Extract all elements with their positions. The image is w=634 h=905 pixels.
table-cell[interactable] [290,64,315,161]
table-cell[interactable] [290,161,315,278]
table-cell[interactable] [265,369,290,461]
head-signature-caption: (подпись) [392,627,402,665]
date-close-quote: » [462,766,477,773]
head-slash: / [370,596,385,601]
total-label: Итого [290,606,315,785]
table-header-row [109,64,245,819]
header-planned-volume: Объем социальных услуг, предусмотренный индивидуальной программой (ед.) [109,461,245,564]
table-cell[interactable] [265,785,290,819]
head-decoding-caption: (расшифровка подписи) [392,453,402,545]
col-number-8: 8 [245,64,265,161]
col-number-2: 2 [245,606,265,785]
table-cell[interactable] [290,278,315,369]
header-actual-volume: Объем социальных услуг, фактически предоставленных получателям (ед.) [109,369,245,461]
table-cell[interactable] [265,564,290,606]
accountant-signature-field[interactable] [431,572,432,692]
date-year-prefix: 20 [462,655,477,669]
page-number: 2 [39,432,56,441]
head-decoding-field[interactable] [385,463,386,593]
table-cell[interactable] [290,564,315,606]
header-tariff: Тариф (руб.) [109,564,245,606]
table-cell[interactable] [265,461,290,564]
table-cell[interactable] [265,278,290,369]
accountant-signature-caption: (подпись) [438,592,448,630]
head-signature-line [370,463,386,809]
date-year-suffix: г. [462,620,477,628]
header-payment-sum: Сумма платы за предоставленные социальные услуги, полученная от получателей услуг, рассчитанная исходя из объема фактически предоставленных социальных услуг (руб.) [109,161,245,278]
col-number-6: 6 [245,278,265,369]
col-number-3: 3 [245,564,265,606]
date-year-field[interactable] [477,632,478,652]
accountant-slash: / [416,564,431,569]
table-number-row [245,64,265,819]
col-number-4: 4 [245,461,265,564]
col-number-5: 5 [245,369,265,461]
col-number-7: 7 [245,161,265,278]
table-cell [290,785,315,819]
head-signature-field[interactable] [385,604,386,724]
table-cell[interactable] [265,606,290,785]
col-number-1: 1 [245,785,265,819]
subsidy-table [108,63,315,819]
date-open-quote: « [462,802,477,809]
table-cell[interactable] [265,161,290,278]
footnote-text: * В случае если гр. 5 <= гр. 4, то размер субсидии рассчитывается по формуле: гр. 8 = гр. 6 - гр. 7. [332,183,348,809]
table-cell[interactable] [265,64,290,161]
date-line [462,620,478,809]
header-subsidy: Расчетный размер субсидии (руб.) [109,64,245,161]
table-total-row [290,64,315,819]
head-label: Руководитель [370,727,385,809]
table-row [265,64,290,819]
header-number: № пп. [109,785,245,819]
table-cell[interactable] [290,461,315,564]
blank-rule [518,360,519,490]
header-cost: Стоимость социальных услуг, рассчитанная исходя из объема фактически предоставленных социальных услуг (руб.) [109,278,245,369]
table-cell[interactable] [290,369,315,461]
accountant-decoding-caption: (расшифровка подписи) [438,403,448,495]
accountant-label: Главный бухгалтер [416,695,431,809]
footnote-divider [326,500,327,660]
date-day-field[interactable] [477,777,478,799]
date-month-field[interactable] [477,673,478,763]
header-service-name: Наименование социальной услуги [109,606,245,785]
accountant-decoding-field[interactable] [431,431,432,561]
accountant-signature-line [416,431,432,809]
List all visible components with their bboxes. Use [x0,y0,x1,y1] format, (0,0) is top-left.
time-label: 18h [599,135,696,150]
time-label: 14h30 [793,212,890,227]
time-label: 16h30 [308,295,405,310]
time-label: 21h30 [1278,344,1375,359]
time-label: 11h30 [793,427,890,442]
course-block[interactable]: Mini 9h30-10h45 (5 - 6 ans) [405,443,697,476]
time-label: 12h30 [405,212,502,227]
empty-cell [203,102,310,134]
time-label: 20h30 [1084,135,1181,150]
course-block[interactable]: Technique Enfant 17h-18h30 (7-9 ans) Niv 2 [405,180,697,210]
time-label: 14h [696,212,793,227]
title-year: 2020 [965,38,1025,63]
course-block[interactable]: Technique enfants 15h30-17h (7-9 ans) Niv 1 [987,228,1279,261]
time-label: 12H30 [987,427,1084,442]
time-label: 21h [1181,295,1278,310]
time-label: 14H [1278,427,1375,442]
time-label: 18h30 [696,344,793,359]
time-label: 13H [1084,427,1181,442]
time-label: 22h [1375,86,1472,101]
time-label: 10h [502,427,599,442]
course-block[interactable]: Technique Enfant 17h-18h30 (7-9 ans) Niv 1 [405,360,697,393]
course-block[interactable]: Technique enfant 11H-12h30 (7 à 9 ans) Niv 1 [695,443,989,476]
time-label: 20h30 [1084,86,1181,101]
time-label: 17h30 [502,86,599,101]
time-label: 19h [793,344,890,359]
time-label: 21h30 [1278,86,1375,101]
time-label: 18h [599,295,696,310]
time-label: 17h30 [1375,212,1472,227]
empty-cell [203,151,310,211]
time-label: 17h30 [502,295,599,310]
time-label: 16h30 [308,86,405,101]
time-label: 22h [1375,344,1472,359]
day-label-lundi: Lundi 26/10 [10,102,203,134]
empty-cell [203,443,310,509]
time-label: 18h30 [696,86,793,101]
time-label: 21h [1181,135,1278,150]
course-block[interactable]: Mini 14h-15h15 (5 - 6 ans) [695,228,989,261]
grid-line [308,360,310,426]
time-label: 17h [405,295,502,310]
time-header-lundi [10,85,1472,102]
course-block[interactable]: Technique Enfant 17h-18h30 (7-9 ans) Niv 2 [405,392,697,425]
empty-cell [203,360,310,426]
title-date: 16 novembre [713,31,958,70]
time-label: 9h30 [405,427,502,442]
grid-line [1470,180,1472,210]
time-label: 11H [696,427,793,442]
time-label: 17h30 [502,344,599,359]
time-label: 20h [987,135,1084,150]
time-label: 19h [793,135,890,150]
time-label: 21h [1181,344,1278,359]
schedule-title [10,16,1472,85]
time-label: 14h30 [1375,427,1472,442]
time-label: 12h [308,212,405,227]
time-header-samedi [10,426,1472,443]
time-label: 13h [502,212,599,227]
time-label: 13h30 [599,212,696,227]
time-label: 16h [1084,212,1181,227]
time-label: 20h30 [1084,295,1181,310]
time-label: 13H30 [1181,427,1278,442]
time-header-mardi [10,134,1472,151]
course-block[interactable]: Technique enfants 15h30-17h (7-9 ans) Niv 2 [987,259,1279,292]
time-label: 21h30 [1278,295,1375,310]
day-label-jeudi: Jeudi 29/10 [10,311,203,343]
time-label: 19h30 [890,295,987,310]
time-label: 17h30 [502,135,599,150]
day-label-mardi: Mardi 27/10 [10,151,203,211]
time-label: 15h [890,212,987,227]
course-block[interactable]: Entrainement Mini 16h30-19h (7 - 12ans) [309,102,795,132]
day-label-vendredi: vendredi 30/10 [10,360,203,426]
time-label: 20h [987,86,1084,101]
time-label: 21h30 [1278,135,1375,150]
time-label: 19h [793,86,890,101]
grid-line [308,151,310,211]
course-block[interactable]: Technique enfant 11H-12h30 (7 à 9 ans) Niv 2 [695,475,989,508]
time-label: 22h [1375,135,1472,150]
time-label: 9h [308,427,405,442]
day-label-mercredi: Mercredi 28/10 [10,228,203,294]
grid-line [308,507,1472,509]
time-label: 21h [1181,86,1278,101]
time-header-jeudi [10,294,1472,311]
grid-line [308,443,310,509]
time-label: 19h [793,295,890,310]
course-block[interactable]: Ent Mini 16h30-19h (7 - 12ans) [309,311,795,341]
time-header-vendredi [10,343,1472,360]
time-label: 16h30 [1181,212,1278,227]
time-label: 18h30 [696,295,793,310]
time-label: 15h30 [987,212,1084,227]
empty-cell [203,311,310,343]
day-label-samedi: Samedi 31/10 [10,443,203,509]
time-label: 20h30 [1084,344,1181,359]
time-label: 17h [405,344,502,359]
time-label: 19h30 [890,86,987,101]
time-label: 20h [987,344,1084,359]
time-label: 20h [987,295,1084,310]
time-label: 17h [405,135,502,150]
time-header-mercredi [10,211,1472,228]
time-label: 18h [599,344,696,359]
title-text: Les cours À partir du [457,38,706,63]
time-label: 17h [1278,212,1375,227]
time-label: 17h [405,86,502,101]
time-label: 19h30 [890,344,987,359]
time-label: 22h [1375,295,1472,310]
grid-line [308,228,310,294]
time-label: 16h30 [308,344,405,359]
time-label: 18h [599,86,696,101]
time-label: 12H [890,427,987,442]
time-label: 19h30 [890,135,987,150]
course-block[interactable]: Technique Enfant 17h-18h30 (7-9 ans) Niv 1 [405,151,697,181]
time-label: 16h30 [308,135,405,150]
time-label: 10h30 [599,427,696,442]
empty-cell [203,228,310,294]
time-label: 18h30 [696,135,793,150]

---+---

Task description
Copy out everything from the start of the items down to the line that contains "date-line [462,620,478,809]", substituting "Всего" for "Итого" and leaving the rest unchanged.

Reply to the exercise
Extract all elements with their positions. The image is w=634 h=905 pixels.
table-cell[interactable] [290,64,315,161]
table-cell[interactable] [290,161,315,278]
table-cell[interactable] [265,369,290,461]
head-signature-caption: (подпись) [392,627,402,665]
date-close-quote: » [462,766,477,773]
head-slash: / [370,596,385,601]
total-label: Всего [290,606,315,785]
table-header-row [109,64,245,819]
header-planned-volume: Объем социальных услуг, предусмотренный индивидуальной программой (ед.) [109,461,245,564]
table-cell[interactable] [265,785,290,819]
head-decoding-caption: (расшифровка подписи) [392,453,402,545]
col-number-8: 8 [245,64,265,161]
col-number-2: 2 [245,606,265,785]
table-cell[interactable] [290,278,315,369]
header-actual-volume: Объем социальных услуг, фактически предоставленных получателям (ед.) [109,369,245,461]
table-cell[interactable] [265,564,290,606]
accountant-signature-field[interactable] [431,572,432,692]
date-year-prefix: 20 [462,655,477,669]
page-number: 2 [39,432,56,441]
head-decoding-field[interactable] [385,463,386,593]
table-cell[interactable] [290,564,315,606]
header-tariff: Тариф (руб.) [109,564,245,606]
table-cell[interactable] [265,461,290,564]
table-cell[interactable] [265,278,290,369]
accountant-signature-caption: (подпись) [438,592,448,630]
head-signature-line [370,463,386,809]
date-year-suffix: г. [462,620,477,628]
header-payment-sum: Сумма платы за предоставленные социальные услуги, полученная от получателей услуг, рассчитанная исходя из объема фактически предоставленных социальных услуг (руб.) [109,161,245,278]
col-number-6: 6 [245,278,265,369]
col-number-3: 3 [245,564,265,606]
date-year-field[interactable] [477,632,478,652]
accountant-slash: / [416,564,431,569]
table-number-row [245,64,265,819]
col-number-4: 4 [245,461,265,564]
col-number-5: 5 [245,369,265,461]
col-number-7: 7 [245,161,265,278]
table-cell [290,785,315,819]
head-signature-field[interactable] [385,604,386,724]
table-cell[interactable] [265,606,290,785]
col-number-1: 1 [245,785,265,819]
subsidy-table [108,63,315,819]
date-open-quote: « [462,802,477,809]
table-cell[interactable] [265,161,290,278]
footnote-text: * В случае если гр. 5 <= гр. 4, то размер субсидии рассчитывается по формуле: гр. 8 = гр. 6 - гр. 7. [332,183,348,809]
table-cell[interactable] [265,64,290,161]
date-line [462,620,478,809]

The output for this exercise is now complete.